**What you have to do**:
Below are the records; locate each line with the word "this" and copy it.

┄┄┄┄┄┄

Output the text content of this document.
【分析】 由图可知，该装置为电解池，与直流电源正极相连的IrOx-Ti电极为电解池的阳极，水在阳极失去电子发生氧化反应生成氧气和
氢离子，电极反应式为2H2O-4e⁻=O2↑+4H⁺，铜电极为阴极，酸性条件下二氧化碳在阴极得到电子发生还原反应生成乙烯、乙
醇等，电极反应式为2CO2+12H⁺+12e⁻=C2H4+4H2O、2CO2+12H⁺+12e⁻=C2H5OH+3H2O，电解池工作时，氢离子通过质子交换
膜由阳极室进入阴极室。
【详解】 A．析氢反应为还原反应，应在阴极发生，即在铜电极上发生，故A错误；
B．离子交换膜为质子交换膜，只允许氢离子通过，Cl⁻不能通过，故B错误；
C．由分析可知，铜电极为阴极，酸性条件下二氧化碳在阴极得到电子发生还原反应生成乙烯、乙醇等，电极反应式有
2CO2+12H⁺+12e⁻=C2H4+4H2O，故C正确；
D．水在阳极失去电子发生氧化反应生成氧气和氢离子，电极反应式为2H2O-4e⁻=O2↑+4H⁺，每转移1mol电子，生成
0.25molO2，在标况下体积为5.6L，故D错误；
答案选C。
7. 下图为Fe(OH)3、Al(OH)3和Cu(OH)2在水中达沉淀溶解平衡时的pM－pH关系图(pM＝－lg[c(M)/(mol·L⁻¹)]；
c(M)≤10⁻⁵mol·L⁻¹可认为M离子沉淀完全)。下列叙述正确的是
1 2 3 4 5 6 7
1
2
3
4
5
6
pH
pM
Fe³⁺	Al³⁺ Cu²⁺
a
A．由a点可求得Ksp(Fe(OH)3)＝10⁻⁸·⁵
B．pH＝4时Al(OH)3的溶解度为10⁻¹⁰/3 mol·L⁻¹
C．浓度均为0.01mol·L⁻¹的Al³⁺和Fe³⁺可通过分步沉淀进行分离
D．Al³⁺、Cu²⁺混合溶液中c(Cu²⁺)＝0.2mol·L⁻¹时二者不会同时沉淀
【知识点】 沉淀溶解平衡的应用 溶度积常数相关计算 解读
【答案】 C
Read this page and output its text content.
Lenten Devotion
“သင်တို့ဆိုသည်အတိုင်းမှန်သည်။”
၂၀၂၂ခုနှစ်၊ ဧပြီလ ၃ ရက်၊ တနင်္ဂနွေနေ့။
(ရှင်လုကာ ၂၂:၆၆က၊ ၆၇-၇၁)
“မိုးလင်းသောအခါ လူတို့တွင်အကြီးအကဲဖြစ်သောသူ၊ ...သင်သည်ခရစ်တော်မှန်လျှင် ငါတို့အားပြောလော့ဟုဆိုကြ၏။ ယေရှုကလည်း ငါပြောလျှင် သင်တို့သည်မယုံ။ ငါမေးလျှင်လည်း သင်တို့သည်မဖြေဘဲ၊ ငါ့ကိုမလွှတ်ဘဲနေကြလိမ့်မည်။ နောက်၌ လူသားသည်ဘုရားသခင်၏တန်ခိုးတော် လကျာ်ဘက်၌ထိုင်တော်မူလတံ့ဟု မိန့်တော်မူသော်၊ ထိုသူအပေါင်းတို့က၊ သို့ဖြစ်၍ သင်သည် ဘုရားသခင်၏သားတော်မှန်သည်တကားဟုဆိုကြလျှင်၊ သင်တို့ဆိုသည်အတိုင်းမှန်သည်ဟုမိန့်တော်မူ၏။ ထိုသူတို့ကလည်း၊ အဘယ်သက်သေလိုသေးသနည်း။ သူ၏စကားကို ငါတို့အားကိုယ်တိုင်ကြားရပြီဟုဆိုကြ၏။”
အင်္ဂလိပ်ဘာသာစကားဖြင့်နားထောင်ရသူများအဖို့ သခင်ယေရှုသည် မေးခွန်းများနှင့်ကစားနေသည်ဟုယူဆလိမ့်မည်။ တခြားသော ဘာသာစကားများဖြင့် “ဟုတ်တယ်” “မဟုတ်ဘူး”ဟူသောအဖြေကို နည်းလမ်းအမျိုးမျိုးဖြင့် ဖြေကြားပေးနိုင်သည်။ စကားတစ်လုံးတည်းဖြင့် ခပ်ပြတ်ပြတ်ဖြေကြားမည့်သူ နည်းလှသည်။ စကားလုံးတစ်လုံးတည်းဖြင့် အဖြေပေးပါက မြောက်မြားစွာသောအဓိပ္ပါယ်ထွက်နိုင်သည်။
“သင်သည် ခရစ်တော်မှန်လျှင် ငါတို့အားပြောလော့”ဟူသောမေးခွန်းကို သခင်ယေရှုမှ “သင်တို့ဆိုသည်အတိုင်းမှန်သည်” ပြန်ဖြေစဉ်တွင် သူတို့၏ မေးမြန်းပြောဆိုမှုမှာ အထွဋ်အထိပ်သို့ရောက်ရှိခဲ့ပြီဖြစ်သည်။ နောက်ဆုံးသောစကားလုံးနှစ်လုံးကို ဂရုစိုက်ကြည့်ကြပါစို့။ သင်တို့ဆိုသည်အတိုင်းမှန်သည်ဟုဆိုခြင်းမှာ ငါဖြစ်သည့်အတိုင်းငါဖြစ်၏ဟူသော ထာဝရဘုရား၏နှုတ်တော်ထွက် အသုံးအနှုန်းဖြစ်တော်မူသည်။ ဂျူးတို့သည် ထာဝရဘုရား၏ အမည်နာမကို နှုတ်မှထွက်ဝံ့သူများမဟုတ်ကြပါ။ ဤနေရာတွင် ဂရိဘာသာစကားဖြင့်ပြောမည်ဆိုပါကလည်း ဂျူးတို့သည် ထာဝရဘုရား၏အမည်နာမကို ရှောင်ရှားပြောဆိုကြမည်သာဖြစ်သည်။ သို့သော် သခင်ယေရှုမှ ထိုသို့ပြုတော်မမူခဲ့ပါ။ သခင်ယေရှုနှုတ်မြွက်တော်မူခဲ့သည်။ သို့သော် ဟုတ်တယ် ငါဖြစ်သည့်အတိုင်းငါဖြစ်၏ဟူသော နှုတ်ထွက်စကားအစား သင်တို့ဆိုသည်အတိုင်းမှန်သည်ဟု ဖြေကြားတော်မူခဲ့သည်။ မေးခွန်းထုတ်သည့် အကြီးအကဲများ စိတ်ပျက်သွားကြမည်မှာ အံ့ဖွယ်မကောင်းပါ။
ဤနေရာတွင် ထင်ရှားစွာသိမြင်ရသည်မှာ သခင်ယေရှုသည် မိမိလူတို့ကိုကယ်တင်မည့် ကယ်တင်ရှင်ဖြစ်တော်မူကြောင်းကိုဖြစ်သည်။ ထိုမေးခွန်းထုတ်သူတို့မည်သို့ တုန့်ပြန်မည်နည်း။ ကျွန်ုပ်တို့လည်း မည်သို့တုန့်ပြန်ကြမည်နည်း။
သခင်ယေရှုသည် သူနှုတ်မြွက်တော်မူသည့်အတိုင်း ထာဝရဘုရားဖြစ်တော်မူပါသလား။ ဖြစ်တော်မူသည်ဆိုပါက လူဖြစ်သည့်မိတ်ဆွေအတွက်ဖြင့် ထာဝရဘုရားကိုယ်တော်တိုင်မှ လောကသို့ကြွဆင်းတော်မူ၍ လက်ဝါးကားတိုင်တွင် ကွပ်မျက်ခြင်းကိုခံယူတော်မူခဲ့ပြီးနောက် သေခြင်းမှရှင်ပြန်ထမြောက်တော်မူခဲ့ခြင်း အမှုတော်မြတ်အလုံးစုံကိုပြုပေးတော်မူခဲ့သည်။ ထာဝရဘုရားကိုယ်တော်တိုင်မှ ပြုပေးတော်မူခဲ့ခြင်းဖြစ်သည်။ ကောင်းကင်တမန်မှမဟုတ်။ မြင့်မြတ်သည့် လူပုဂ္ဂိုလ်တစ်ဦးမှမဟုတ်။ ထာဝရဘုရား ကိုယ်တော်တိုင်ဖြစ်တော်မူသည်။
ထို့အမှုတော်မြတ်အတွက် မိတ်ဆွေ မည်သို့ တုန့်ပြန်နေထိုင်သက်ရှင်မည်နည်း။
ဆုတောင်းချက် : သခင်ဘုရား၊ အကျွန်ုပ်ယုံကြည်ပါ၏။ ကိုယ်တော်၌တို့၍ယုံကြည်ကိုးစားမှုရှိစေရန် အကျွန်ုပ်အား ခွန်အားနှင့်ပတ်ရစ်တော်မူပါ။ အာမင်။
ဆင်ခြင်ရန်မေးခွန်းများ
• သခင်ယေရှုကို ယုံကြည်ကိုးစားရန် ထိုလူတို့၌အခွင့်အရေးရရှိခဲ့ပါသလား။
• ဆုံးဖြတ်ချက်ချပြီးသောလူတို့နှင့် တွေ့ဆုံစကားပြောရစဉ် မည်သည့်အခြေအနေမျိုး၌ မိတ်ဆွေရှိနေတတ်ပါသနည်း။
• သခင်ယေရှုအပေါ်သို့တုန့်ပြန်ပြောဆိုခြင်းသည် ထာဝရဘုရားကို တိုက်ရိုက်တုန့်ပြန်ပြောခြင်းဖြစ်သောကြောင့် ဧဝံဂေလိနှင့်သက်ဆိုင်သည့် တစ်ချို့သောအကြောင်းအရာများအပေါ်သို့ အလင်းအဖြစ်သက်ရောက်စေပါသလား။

┄┄┄┄┄┄

**Worked answer**:
Output the text content of this document.
Read this page and output its text content.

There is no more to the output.